→ **REQUIRED WORK**: The entries below should be output exactly as written.

+++ RECORDS SUPPLIED

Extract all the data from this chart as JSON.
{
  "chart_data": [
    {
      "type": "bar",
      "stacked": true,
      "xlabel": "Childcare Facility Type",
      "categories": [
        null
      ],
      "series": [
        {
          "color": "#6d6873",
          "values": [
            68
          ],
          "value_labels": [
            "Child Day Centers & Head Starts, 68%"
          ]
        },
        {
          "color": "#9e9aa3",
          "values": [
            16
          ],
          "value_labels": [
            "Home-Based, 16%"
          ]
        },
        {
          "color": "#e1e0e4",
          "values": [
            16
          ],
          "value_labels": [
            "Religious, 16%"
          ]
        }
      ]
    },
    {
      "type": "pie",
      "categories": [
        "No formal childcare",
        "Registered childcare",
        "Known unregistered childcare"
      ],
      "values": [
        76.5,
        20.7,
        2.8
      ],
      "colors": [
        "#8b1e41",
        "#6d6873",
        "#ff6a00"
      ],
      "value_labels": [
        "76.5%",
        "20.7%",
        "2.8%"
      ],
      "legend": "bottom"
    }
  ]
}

++++++

→ **TASK SOLUTION**:
Extract all the data from this chart as JSON.
{
  "chart_data": [
    {
      "type": "bar",
      "stacked": true,
      "xlabel": "Childcare Facility Type",
      "categories": [
        null
      ],
      "series": [
        {
          "color": "#6d6873",
          "values": [
            68
          ],
          "value_labels": [
            "Child Day Centers & Head Starts, 68%"
          ]
        },
        {
          "color": "#9e9aa3",
          "values": [
            16
          ],
          "value_labels": [
            "Home-Based, 16%"
          ]
        },
        {
          "color": "#e1e0e4",
          "values": [
            16
          ],
          "value_labels": [
            "Religious, 16%"
          ]
        }
      ]
    },
    {
      "type": "pie",
      "categories": [
        "No formal childcare",
        "Registered childcare",
        "Known unregistered childcare"
      ],
      "values": [
        76.5,
        20.7,
        2.8
      ],
      "colors": [
        "#8b1e41",
        "#6d6873",
        "#ff6a00"
      ],
      "value_labels": [
        "76.5%",
        "20.7%",
        "2.8%"
      ],
      "legend": "bottom"
    }
  ]
}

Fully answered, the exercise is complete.